- Problem
Extract the full set of records that follows, word for word.

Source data

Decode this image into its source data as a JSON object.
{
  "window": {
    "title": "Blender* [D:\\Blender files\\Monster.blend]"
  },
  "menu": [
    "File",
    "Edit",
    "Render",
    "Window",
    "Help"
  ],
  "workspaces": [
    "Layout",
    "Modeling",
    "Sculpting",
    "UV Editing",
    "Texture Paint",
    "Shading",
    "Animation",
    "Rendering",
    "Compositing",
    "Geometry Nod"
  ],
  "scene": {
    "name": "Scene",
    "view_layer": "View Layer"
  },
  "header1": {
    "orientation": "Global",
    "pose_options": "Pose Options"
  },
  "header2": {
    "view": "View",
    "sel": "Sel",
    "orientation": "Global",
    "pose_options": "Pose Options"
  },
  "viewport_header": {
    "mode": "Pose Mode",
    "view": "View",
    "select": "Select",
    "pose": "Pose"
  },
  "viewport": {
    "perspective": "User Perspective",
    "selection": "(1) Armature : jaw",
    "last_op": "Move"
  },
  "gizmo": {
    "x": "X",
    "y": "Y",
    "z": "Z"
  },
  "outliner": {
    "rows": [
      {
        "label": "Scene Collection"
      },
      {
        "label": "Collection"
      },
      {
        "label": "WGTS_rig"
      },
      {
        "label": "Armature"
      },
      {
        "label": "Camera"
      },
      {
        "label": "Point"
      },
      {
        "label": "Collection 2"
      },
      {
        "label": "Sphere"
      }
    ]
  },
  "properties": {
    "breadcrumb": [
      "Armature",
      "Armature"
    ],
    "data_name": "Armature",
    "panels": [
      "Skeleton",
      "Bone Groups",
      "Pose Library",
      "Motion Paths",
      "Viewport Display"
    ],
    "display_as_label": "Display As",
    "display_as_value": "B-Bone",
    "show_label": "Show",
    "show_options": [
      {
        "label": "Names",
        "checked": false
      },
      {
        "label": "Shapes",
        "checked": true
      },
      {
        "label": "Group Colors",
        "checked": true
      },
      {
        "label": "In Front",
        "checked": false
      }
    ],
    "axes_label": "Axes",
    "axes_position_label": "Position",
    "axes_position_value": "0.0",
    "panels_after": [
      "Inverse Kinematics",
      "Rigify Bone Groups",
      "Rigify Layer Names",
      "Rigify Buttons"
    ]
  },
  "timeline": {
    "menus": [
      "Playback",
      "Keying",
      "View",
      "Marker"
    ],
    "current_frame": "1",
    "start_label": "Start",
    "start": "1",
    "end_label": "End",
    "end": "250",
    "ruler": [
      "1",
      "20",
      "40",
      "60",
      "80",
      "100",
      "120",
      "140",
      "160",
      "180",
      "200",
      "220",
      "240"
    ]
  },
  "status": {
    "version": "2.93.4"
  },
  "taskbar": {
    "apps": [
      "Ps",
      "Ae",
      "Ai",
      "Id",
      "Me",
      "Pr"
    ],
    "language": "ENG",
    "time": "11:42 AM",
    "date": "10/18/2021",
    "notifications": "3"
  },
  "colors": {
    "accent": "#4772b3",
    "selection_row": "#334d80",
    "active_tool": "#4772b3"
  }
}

- Response
Decode this image into its source data as a JSON object.
{
  "window": {
    "title": "Blender* [D:\\Blender files\\Monster.blend]"
  },
  "menu": [
    "File",
    "Edit",
    "Render",
    "Window",
    "Help"
  ],
  "workspaces": [
    "Layout",
    "Modeling",
    "Sculpting",
    "UV Editing",
    "Texture Paint",
    "Shading",
    "Animation",
    "Rendering",
    "Compositing",
    "Geometry Nod"
  ],
  "scene": {
    "name": "Scene",
    "view_layer": "View Layer"
  },
  "header1": {
    "orientation": "Global",
    "pose_options": "Pose Options"
  },
  "header2": {
    "view": "View",
    "sel": "Sel",
    "orientation": "Global",
    "pose_options": "Pose Options"
  },
  "viewport_header": {
    "mode": "Pose Mode",
    "view": "View",
    "select": "Select",
    "pose": "Pose"
  },
  "viewport": {
    "perspective": "User Perspective",
    "selection": "(1) Armature : jaw",
    "last_op": "Move"
  },
  "gizmo": {
    "x": "X",
    "y": "Y",
    "z": "Z"
  },
  "outliner": {
    "rows": [
      {
        "label": "Scene Collection"
      },
      {
        "label": "Collection"
      },
      {
        "label": "WGTS_rig"
      },
      {
        "label": "Armature"
      },
      {
        "label": "Camera"
      },
      {
        "label": "Point"
      },
      {
        "label": "Collection 2"
      },
      {
        "label": "Sphere"
      }
    ]
  },
  "properties": {
    "breadcrumb": [
      "Armature",
      "Armature"
    ],
    "data_name": "Armature",
    "panels": [
      "Skeleton",
      "Bone Groups",
      "Pose Library",
      "Motion Paths",
      "Viewport Display"
    ],
    "display_as_label": "Display As",
    "display_as_value": "B-Bone",
    "show_label": "Show",
    "show_options": [
      {
        "label": "Names",
        "checked": false
      },
      {
        "label": "Shapes",
        "checked": true
      },
      {
        "label": "Group Colors",
        "checked": true
      },
      {
        "label": "In Front",
        "checked": false
      }
    ],
    "axes_label": "Axes",
    "axes_position_label": "Position",
    "axes_position_value": "0.0",
    "panels_after": [
      "Inverse Kinematics",
      "Rigify Bone Groups",
      "Rigify Layer Names",
      "Rigify Buttons"
    ]
  },
  "timeline": {
    "menus": [
      "Playback",
      "Keying",
      "View",
      "Marker"
    ],
    "current_frame": "1",
    "start_label": "Start",
    "start": "1",
    "end_label": "End",
    "end": "250",
    "ruler": [
      "1",
      "20",
      "40",
      "60",
      "80",
      "100",
      "120",
      "140",
      "160",
      "180",
      "200",
      "220",
      "240"
    ]
  },
  "status": {
    "version": "2.93.4"
  },
  "taskbar": {
    "apps": [
      "Ps",
      "Ae",
      "Ai",
      "Id",
      "Me",
      "Pr"
    ],
    "language": "ENG",
    "time": "11:42 AM",
    "date": "10/18/2021",
    "notifications": "3"
  },
  "colors": {
    "accent": "#4772b3",
    "selection_row": "#334d80",
    "active_tool": "#4772b3"
  }
}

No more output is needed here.